▶
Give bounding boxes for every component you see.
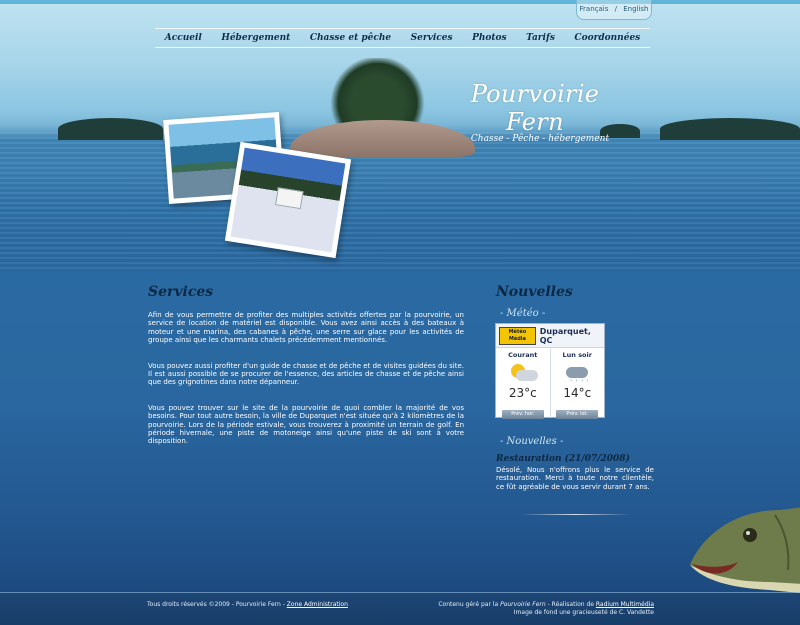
◀
▶
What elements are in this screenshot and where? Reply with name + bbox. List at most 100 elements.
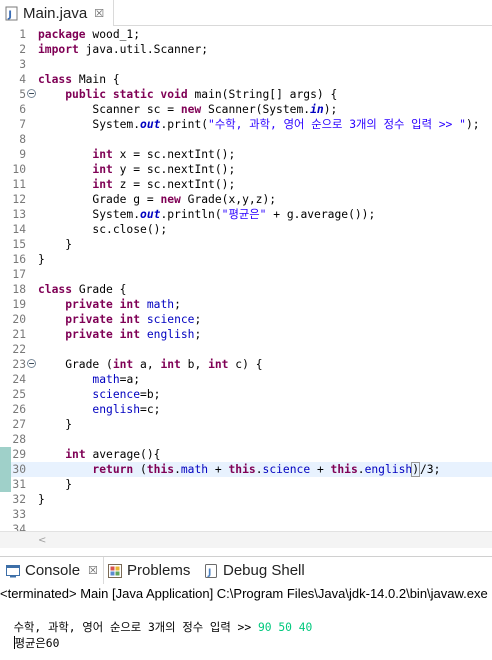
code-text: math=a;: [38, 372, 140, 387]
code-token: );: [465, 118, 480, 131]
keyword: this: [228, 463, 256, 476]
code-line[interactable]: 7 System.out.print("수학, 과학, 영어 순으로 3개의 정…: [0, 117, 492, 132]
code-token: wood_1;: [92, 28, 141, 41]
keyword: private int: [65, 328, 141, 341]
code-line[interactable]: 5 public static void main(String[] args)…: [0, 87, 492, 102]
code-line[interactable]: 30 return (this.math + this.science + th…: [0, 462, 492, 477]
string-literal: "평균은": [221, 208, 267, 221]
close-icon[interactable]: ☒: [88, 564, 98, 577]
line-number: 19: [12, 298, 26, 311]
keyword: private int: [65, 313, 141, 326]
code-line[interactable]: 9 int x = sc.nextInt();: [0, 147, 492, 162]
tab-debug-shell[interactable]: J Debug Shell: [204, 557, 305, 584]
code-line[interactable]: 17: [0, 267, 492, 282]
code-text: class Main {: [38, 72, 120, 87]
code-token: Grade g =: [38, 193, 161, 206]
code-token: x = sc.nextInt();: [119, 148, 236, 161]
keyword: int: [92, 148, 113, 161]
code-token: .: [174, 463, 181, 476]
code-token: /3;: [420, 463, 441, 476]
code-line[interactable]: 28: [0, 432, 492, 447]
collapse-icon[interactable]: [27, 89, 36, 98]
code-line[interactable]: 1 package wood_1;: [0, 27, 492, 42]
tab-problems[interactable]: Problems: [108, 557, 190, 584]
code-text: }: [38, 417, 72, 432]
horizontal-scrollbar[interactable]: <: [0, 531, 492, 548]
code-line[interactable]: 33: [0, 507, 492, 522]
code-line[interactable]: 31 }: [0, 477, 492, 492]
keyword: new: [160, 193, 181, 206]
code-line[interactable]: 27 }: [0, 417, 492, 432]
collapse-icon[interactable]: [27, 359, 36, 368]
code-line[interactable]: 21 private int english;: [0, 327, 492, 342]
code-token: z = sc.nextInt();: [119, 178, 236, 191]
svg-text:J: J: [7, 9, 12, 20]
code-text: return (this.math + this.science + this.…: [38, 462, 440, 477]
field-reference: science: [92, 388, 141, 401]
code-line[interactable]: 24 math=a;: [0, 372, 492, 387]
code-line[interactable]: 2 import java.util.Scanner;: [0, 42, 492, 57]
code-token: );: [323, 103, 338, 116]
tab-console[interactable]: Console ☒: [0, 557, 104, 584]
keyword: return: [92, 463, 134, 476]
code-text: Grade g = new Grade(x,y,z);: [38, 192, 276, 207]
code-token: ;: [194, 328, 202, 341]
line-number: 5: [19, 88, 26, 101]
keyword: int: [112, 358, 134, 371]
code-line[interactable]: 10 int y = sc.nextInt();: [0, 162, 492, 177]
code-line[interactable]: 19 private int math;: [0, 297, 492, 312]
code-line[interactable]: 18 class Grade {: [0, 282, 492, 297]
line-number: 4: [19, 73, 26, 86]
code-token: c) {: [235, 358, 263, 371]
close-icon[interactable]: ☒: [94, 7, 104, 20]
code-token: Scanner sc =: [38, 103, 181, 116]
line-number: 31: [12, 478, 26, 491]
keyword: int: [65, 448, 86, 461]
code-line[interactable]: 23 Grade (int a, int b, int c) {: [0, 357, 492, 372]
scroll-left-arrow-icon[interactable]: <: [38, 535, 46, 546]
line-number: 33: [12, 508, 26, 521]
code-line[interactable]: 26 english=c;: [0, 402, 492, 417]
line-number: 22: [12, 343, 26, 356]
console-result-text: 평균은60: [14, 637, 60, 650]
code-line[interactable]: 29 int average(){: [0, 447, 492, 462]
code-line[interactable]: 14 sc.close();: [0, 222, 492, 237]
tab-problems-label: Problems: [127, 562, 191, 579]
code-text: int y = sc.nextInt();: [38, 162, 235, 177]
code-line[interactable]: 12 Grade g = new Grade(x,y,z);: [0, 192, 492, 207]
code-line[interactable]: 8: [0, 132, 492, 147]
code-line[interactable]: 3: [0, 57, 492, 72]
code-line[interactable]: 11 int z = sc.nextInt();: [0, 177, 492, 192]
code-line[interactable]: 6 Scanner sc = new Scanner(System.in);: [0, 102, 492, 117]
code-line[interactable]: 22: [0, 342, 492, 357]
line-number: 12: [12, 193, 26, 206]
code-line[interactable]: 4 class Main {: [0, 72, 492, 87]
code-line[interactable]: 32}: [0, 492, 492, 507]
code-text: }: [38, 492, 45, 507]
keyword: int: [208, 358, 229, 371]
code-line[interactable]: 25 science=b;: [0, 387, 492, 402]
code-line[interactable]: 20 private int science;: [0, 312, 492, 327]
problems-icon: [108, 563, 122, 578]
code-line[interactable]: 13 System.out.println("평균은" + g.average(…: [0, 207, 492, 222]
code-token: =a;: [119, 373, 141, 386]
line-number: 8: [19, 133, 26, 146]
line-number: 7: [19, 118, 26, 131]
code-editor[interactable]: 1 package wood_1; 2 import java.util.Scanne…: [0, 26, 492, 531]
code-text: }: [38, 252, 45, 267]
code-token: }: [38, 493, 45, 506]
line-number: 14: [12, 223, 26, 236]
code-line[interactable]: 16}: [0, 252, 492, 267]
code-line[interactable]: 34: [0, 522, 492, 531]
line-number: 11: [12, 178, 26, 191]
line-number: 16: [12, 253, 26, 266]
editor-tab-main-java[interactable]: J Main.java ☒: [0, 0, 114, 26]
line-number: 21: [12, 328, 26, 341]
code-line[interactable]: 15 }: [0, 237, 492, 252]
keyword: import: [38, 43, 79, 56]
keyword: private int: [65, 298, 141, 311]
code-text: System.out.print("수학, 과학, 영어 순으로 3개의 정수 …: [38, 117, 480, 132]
◀
Written problem:
Rewrite everything from the line containing "What elements are" down to the line containing "keyword: private int: [65, 313, 141, 326]", both included, as a JSON list of strings with one string per line. Skip blank lines and leave the picture out.

Written reply:
[
  "What elements are in this screenshot and where? Reply with name + bbox. List at most 100 elements.",
  "code-text: math=a;: [38, 372, 140, 387]",
  "code-token: );: [465, 118, 480, 131]",
  "keyword: this: [228, 463, 256, 476]",
  "code-line[interactable]: 7 System.out.print(\"수학, 과학, 영어 순으로 3개의 정…: [0, 117, 492, 132]",
  "code-token: wood_1;: [92, 28, 141, 41]",
  "keyword: private int: [65, 328, 141, 341]",
  "code-line[interactable]: 5 public static void main(String[] args)…: [0, 87, 492, 102]",
  "code-line[interactable]: 30 return (this.math + this.science + th…: [0, 462, 492, 477]",
  "string-literal: \"평균은\": [221, 208, 267, 221]",
  "close-icon[interactable]: ☒: [88, 564, 98, 577]",
  "line-number: 19: [12, 298, 26, 311]",
  "keyword: private int: [65, 313, 141, 326]"
]